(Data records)

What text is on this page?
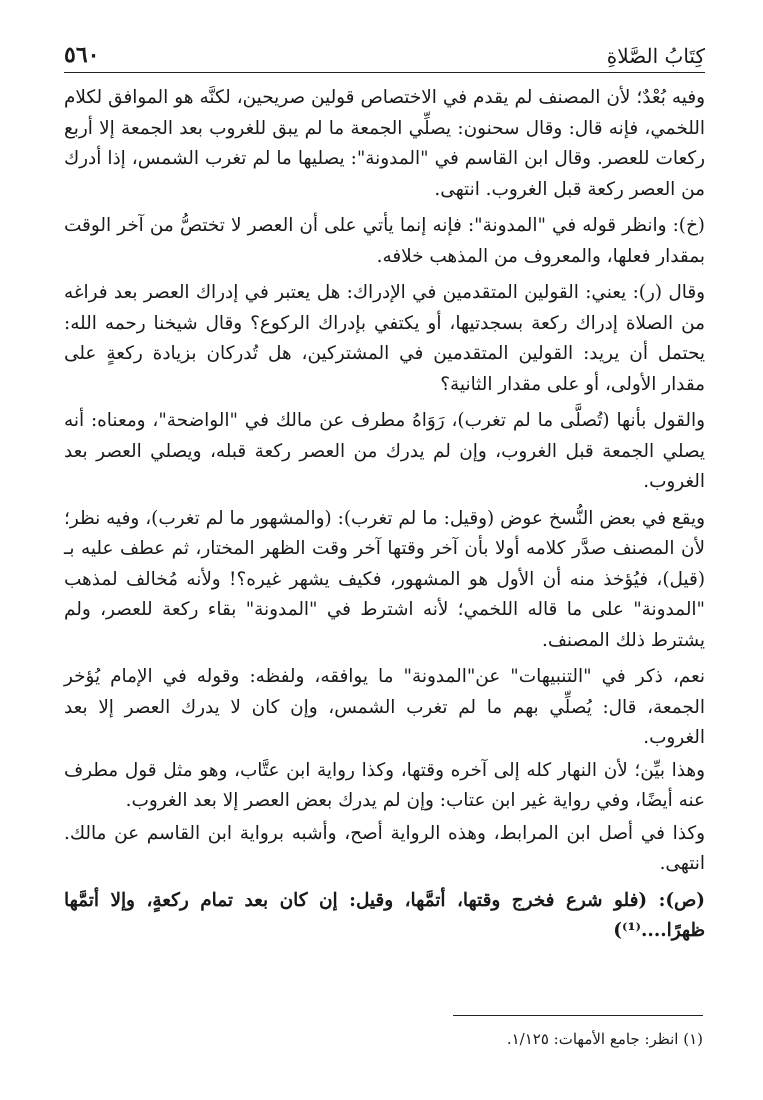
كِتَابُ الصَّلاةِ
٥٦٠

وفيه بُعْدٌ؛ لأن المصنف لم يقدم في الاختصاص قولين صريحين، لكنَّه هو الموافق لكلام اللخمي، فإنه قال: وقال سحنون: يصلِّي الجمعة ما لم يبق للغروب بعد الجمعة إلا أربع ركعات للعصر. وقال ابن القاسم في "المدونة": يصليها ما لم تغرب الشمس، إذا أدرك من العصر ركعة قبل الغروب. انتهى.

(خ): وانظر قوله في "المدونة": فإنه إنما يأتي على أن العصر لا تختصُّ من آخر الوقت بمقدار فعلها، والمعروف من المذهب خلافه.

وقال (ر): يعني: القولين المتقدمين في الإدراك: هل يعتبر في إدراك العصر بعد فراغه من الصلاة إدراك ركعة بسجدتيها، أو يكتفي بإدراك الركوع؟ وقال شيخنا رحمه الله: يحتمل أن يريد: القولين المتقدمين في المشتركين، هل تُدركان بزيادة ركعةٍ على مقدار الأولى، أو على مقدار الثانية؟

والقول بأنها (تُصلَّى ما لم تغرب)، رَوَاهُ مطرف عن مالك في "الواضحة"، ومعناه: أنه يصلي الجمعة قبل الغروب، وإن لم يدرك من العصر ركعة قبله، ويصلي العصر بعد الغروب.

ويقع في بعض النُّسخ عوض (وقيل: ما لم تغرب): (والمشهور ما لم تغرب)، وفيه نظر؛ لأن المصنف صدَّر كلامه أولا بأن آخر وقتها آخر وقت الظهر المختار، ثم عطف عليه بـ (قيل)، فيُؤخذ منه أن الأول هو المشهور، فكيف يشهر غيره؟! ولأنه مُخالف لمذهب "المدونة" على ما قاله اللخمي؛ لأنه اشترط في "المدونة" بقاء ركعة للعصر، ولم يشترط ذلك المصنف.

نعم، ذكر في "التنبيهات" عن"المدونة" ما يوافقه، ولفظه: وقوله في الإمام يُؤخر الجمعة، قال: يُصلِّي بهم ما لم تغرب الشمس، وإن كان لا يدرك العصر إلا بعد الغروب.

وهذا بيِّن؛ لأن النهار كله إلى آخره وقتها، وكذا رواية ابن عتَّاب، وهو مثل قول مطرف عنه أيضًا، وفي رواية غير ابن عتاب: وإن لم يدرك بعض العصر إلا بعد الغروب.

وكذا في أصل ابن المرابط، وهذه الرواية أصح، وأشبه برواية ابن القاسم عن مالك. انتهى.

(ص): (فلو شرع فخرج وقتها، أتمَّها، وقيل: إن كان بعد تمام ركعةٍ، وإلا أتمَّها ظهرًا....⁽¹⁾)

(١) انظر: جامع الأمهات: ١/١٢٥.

_What is asked_.
Restate every record exactly, please; do not copy the pictures.

_Solved problem_.
What text is on this page?
كِتَابُ الصَّلاةِ
٥٦٠

وفيه بُعْدٌ؛ لأن المصنف لم يقدم في الاختصاص قولين صريحين، لكنَّه هو الموافق لكلام اللخمي، فإنه قال: وقال سحنون: يصلِّي الجمعة ما لم يبق للغروب بعد الجمعة إلا أربع ركعات للعصر. وقال ابن القاسم في "المدونة": يصليها ما لم تغرب الشمس، إذا أدرك من العصر ركعة قبل الغروب. انتهى.

(خ): وانظر قوله في "المدونة": فإنه إنما يأتي على أن العصر لا تختصُّ من آخر الوقت بمقدار فعلها، والمعروف من المذهب خلافه.

وقال (ر): يعني: القولين المتقدمين في الإدراك: هل يعتبر في إدراك العصر بعد فراغه من الصلاة إدراك ركعة بسجدتيها، أو يكتفي بإدراك الركوع؟ وقال شيخنا رحمه الله: يحتمل أن يريد: القولين المتقدمين في المشتركين، هل تُدركان بزيادة ركعةٍ على مقدار الأولى، أو على مقدار الثانية؟

والقول بأنها (تُصلَّى ما لم تغرب)، رَوَاهُ مطرف عن مالك في "الواضحة"، ومعناه: أنه يصلي الجمعة قبل الغروب، وإن لم يدرك من العصر ركعة قبله، ويصلي العصر بعد الغروب.

ويقع في بعض النُّسخ عوض (وقيل: ما لم تغرب): (والمشهور ما لم تغرب)، وفيه نظر؛ لأن المصنف صدَّر كلامه أولا بأن آخر وقتها آخر وقت الظهر المختار، ثم عطف عليه بـ (قيل)، فيُؤخذ منه أن الأول هو المشهور، فكيف يشهر غيره؟! ولأنه مُخالف لمذهب "المدونة" على ما قاله اللخمي؛ لأنه اشترط في "المدونة" بقاء ركعة للعصر، ولم يشترط ذلك المصنف.

نعم، ذكر في "التنبيهات" عن"المدونة" ما يوافقه، ولفظه: وقوله في الإمام يُؤخر الجمعة، قال: يُصلِّي بهم ما لم تغرب الشمس، وإن كان لا يدرك العصر إلا بعد الغروب.

وهذا بيِّن؛ لأن النهار كله إلى آخره وقتها، وكذا رواية ابن عتَّاب، وهو مثل قول مطرف عنه أيضًا، وفي رواية غير ابن عتاب: وإن لم يدرك بعض العصر إلا بعد الغروب.

وكذا في أصل ابن المرابط، وهذه الرواية أصح، وأشبه برواية ابن القاسم عن مالك. انتهى.

(ص): (فلو شرع فخرج وقتها، أتمَّها، وقيل: إن كان بعد تمام ركعةٍ، وإلا أتمَّها ظهرًا....⁽¹⁾)

(١) انظر: جامع الأمهات: ١/١٢٥.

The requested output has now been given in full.